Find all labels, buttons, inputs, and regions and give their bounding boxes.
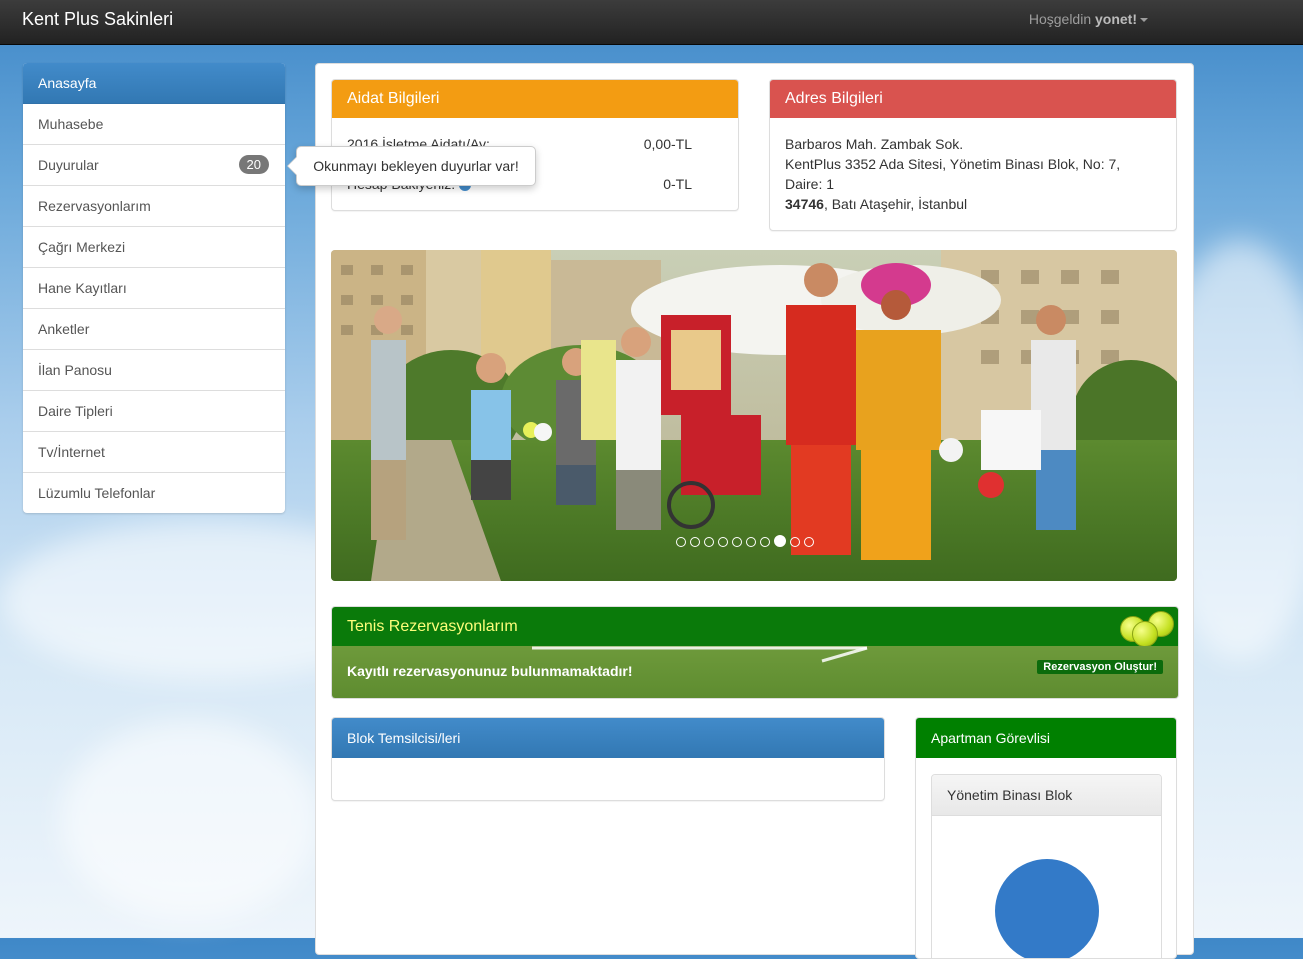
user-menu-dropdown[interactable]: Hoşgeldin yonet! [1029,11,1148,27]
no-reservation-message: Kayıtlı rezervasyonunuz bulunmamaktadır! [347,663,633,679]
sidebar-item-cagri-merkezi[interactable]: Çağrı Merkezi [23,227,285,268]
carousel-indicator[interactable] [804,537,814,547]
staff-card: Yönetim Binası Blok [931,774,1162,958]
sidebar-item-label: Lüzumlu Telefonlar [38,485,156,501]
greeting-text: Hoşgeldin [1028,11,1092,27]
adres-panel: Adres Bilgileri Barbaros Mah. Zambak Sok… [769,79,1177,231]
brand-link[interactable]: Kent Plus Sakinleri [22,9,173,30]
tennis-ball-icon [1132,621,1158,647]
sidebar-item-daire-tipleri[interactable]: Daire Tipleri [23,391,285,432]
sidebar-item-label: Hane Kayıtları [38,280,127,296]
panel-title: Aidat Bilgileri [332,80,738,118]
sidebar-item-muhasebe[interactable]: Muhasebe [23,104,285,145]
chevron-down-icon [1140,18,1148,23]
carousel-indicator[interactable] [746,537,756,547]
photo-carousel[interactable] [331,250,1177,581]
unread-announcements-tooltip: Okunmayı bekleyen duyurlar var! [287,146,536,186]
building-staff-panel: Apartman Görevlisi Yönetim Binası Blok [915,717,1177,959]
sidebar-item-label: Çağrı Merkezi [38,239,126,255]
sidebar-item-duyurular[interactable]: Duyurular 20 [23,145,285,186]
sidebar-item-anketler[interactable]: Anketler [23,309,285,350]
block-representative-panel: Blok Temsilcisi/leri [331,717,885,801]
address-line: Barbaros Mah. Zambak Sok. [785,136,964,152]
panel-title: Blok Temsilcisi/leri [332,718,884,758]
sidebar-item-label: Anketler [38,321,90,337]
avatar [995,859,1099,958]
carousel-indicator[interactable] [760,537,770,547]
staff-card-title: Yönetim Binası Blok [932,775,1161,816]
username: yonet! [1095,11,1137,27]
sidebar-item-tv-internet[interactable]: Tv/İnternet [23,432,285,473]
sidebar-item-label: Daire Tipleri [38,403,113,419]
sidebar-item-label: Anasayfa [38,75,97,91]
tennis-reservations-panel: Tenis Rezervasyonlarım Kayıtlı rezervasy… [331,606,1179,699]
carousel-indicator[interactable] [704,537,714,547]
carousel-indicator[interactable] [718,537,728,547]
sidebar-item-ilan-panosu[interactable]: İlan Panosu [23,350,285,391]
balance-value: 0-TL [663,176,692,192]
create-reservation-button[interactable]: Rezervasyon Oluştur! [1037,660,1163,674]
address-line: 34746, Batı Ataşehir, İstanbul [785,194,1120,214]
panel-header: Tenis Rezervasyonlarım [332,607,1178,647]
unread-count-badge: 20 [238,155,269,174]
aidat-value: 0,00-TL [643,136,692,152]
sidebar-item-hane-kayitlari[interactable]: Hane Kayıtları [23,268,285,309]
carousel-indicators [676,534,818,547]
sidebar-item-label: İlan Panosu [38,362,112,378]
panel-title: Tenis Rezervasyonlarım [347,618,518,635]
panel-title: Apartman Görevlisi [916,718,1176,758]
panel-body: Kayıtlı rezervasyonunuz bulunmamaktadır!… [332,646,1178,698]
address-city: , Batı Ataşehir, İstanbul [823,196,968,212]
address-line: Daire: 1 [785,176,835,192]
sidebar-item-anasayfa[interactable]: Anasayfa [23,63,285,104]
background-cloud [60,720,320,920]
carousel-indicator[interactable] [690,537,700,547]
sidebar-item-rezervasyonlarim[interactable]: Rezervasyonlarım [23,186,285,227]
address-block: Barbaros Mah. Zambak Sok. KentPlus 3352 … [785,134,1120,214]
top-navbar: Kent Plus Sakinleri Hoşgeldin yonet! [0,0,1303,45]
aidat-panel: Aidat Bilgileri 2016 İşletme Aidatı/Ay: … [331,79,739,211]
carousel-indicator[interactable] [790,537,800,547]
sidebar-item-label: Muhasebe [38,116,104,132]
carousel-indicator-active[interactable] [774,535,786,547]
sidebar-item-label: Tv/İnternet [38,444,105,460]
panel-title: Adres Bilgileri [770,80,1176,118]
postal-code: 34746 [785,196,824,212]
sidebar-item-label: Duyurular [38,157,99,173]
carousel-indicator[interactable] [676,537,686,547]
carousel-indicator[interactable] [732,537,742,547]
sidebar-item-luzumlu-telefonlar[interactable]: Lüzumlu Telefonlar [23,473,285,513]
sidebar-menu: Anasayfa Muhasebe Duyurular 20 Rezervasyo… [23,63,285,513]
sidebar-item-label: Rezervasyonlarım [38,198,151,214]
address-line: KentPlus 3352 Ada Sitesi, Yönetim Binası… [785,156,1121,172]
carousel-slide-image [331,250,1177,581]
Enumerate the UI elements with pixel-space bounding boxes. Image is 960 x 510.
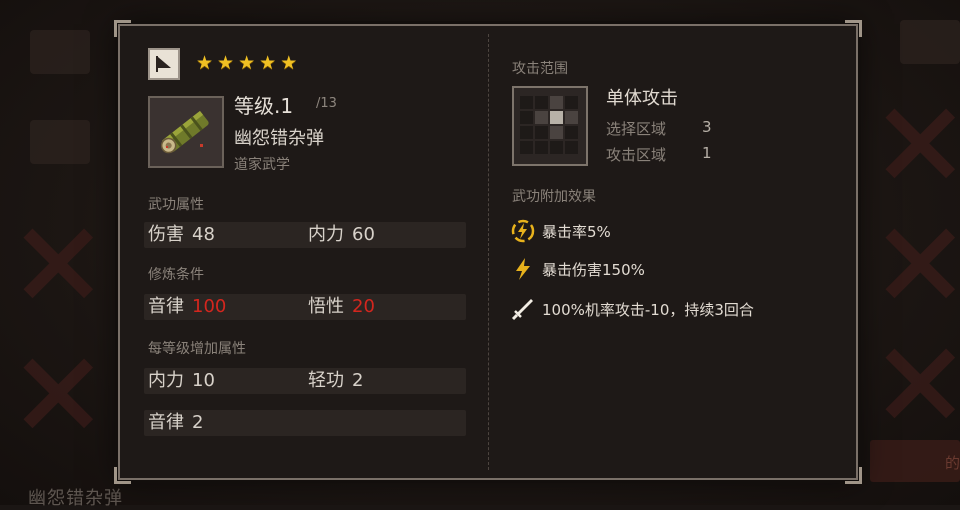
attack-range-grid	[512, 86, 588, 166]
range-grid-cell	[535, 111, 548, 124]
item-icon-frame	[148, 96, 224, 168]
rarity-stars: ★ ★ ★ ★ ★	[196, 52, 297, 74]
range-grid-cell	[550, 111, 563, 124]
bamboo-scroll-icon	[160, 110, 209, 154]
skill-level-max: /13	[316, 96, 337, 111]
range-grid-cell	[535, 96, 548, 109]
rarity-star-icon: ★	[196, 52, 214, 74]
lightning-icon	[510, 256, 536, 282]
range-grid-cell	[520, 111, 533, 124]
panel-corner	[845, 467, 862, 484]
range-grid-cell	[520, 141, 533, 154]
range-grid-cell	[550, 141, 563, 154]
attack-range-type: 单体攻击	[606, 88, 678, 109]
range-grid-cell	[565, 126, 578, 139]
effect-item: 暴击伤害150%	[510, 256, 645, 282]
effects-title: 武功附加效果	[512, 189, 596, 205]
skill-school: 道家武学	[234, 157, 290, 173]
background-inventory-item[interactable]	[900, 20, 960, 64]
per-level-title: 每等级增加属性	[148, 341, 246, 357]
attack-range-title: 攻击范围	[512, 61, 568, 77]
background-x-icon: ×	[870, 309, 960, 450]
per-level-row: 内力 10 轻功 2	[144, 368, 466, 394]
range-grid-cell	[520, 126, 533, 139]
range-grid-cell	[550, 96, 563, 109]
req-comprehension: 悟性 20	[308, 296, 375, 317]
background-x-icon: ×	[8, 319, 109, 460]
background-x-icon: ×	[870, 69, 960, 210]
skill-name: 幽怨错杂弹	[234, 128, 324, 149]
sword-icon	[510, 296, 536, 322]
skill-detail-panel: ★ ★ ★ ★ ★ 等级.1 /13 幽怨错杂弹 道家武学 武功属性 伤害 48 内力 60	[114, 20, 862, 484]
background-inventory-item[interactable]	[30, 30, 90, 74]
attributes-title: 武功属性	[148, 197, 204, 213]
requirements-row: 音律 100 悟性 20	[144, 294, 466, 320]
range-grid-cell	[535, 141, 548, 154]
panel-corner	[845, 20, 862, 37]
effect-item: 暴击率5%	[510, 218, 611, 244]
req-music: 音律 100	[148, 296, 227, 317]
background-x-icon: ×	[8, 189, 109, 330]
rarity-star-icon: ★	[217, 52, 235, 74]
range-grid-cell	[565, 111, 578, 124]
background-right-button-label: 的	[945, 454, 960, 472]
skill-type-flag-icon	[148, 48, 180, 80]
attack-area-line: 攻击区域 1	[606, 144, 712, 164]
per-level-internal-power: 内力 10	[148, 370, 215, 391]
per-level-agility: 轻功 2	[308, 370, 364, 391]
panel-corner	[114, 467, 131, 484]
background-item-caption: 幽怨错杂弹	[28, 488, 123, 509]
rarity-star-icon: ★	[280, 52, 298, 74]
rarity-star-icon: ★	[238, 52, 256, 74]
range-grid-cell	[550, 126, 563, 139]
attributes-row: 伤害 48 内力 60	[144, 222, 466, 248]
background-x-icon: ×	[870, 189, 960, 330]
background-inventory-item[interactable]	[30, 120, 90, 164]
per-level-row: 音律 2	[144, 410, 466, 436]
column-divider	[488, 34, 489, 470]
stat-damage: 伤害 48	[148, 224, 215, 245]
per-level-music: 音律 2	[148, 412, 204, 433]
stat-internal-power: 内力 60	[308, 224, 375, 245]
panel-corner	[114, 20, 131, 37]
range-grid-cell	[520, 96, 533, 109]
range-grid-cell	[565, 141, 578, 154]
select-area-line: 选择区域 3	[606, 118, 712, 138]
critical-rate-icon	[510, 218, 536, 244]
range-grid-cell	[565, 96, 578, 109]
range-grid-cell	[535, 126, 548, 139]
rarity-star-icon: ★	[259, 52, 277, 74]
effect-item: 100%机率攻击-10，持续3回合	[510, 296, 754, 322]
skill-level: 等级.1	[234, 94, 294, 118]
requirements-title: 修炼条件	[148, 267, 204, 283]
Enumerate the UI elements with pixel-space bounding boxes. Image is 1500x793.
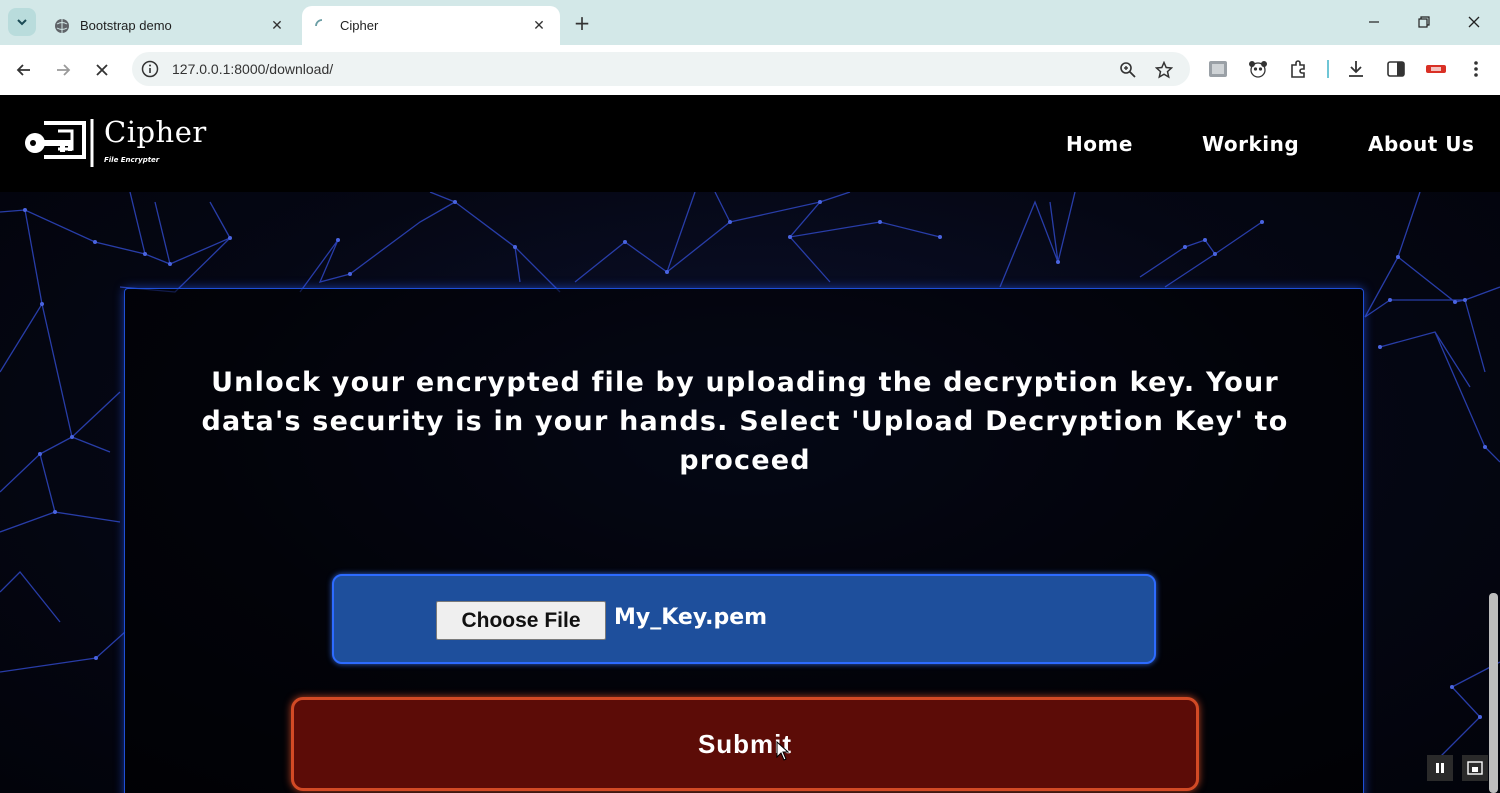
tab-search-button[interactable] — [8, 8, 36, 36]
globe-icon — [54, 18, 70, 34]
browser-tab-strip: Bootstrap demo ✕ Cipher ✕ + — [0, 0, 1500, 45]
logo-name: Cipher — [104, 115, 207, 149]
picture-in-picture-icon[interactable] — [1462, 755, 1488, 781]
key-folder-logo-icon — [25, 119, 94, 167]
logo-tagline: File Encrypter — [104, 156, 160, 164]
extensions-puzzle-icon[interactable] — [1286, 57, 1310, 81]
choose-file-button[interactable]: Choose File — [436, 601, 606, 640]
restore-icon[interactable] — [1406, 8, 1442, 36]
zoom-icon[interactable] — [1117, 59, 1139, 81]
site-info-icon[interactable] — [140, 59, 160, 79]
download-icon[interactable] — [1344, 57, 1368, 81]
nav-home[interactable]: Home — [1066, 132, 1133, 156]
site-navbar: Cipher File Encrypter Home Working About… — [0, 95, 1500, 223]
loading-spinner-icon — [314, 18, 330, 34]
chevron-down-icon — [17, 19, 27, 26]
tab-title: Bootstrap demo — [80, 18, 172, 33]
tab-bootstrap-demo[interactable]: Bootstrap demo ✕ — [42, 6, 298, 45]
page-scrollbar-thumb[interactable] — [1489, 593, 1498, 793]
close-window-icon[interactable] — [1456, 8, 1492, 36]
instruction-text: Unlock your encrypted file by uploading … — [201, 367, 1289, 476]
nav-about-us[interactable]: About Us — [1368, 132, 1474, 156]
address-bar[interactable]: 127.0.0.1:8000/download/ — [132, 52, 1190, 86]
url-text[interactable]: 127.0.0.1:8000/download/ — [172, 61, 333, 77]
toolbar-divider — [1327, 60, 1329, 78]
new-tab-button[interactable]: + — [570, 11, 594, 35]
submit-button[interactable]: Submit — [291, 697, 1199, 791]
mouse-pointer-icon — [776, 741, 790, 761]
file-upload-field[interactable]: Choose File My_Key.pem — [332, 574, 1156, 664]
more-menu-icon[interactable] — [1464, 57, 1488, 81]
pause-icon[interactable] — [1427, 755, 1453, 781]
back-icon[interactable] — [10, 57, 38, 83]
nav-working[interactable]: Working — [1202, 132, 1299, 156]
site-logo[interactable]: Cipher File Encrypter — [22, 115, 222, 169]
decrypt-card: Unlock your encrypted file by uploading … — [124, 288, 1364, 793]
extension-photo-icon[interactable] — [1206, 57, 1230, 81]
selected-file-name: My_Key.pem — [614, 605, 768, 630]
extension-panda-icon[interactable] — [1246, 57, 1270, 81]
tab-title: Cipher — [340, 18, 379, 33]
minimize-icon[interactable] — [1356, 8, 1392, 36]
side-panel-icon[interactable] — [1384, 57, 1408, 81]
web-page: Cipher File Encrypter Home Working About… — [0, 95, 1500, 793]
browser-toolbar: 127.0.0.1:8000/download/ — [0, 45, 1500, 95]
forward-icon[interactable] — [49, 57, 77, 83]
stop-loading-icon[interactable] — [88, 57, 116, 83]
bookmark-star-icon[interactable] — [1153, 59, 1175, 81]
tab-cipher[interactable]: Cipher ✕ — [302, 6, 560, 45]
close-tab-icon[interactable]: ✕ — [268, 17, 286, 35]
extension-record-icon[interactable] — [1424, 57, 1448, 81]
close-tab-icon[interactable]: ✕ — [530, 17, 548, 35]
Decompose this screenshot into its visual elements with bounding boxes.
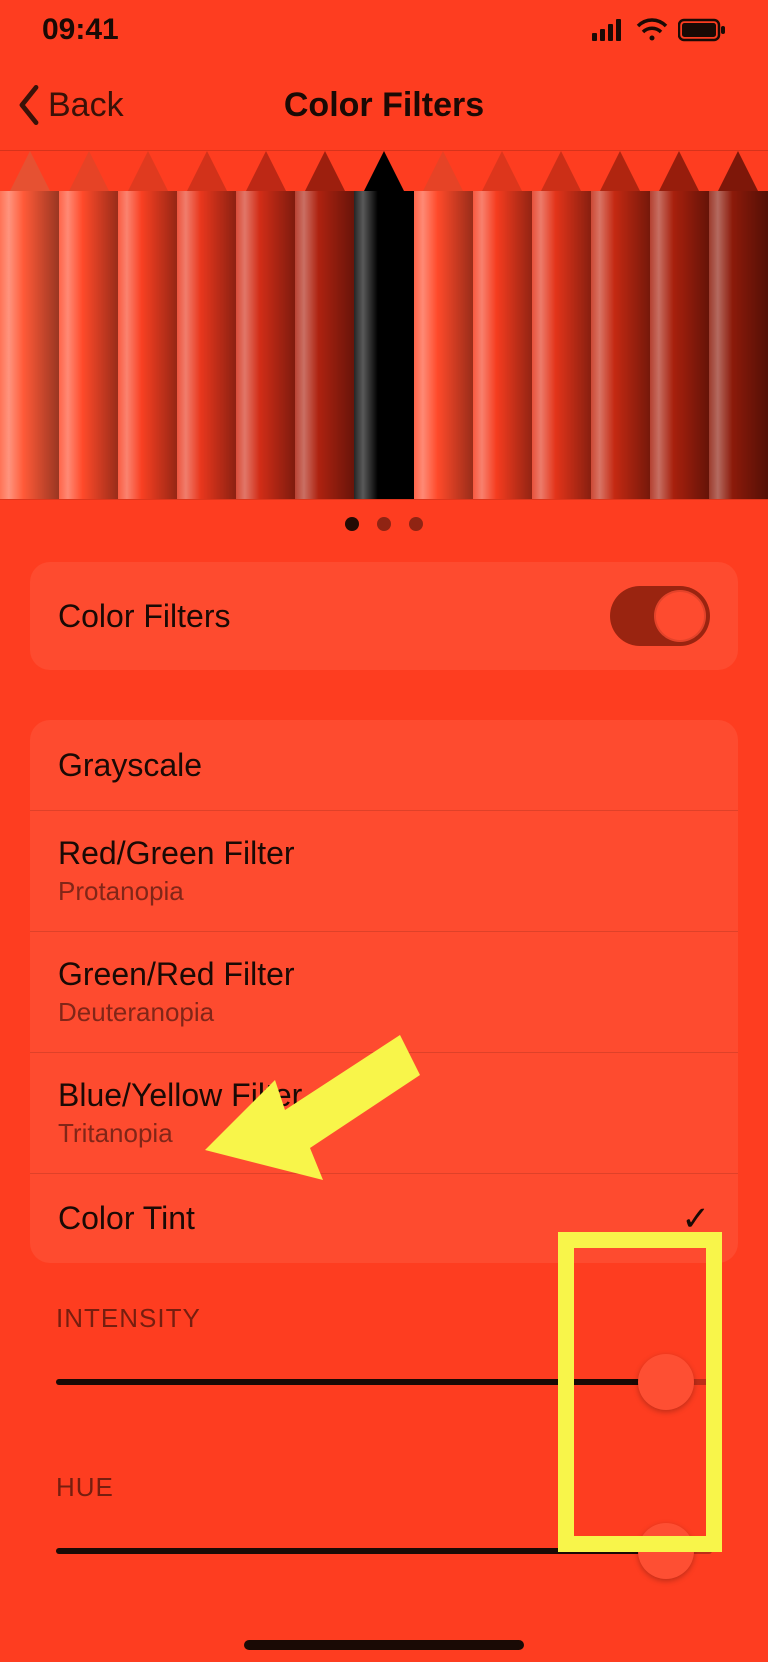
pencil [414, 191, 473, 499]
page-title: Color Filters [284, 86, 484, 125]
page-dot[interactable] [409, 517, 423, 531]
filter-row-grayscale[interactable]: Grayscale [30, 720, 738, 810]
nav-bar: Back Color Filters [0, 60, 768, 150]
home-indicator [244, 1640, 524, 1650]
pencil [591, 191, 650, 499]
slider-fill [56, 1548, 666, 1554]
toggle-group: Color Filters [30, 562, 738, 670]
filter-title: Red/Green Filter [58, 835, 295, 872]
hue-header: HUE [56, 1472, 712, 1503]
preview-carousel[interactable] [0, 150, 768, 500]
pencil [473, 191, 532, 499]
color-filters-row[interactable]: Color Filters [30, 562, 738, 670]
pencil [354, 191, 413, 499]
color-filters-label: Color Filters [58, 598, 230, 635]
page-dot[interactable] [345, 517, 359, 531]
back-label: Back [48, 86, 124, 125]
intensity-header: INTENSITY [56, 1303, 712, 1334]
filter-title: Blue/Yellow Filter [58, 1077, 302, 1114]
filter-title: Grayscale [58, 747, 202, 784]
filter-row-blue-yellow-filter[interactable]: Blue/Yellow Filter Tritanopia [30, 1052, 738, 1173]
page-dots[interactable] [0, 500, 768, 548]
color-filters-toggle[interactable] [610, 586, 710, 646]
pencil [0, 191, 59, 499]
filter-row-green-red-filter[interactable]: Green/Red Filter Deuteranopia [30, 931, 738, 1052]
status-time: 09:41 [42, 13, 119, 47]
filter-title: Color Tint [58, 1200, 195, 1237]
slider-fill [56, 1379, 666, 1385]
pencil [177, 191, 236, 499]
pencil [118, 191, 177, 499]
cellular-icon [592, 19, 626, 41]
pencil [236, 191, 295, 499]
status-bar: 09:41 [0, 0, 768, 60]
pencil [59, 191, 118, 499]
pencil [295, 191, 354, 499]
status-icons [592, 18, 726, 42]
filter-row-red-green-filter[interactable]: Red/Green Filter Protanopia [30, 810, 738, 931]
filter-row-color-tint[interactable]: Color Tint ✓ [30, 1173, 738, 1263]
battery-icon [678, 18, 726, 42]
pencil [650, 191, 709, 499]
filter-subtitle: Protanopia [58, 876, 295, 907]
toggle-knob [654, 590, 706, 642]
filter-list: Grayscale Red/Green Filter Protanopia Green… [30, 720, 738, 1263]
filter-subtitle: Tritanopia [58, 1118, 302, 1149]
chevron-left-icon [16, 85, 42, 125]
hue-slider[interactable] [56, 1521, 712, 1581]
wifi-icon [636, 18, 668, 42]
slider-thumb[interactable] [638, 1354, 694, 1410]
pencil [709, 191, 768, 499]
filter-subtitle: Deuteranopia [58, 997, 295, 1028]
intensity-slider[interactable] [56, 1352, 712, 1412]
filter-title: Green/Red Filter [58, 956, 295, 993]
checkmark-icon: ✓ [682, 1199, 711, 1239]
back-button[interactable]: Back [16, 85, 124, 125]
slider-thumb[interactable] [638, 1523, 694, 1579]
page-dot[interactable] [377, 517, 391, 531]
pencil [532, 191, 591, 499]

◆ ◆ ◆ ◆

*Your goal*. Duplicate everything in the data from the line that contains "pencil [414, 191, 473, 499]" down to the line that contains "pencil [591, 191, 650, 499]", including both of those lines.

*Answer to the exercise*.
pencil [414, 191, 473, 499]
page-title: Color Filters [284, 86, 484, 125]
page-dot[interactable] [409, 517, 423, 531]
filter-row-grayscale[interactable]: Grayscale [30, 720, 738, 810]
nav-bar: Back Color Filters [0, 60, 768, 150]
home-indicator [244, 1640, 524, 1650]
pencil [591, 191, 650, 499]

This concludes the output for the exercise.